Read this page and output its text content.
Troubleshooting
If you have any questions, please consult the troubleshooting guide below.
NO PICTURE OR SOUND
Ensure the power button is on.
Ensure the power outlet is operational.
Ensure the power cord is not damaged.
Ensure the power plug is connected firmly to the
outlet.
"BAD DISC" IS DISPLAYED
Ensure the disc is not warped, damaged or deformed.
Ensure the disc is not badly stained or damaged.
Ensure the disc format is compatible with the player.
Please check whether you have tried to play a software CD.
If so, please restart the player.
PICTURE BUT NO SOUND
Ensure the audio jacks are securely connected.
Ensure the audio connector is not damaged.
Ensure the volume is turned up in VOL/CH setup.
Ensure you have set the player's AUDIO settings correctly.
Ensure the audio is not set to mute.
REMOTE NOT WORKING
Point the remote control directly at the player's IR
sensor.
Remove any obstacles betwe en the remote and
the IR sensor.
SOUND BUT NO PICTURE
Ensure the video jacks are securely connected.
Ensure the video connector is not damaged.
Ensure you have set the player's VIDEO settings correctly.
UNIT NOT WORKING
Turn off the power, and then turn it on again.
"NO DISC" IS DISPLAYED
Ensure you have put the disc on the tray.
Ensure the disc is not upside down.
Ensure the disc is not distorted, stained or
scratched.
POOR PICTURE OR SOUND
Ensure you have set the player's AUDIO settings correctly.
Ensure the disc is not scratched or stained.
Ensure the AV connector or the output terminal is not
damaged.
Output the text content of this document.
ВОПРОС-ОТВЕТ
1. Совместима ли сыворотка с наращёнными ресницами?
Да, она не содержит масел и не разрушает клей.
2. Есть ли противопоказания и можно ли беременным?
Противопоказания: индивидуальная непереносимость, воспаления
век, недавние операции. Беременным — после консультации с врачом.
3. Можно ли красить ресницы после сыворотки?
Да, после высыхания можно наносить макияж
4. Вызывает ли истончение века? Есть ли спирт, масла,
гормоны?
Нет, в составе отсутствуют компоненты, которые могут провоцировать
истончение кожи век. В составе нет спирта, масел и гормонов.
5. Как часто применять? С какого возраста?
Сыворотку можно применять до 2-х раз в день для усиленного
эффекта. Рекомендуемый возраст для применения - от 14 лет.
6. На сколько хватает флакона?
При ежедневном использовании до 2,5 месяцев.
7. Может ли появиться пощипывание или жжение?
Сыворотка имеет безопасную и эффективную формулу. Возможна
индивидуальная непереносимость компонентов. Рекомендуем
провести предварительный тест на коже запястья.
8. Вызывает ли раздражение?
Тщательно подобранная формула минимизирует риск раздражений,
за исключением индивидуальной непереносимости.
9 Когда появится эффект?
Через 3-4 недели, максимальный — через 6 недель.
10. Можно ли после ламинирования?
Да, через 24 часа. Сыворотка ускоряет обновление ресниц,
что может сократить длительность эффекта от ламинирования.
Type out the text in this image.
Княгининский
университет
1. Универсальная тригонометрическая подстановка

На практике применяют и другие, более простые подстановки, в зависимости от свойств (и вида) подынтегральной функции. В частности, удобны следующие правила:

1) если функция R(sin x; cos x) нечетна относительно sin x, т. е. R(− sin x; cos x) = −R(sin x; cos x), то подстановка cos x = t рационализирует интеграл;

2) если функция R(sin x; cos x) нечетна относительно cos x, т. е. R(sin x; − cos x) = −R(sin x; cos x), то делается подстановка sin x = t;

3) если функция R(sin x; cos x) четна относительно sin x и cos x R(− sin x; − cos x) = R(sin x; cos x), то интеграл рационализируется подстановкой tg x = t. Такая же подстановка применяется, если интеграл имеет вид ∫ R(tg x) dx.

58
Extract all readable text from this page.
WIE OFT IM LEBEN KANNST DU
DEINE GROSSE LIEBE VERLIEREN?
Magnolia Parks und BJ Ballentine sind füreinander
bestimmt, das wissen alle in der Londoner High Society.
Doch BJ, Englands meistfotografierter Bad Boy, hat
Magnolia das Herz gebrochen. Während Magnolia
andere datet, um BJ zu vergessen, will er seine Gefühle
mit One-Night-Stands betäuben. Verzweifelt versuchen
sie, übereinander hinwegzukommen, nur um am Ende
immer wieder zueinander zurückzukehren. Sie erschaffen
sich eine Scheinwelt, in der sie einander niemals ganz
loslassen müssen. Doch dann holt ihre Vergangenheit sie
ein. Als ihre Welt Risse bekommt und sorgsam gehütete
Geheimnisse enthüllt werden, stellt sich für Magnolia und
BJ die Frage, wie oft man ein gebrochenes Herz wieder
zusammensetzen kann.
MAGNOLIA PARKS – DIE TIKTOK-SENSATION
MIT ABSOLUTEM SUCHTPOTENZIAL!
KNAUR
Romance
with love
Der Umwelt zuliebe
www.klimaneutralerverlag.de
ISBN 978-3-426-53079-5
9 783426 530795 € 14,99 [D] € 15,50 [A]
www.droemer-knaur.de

====

### Required work
Every line of the records that includes the word "damaged" should be gathered.

### The reply
Ensure the power cord is not damaged.
Ensure the disc is not warped, damaged or deformed.
Ensure the disc is not badly stained or damaged.
Ensure the audio connector is not damaged.
Ensure the video connector is not damaged.
damaged.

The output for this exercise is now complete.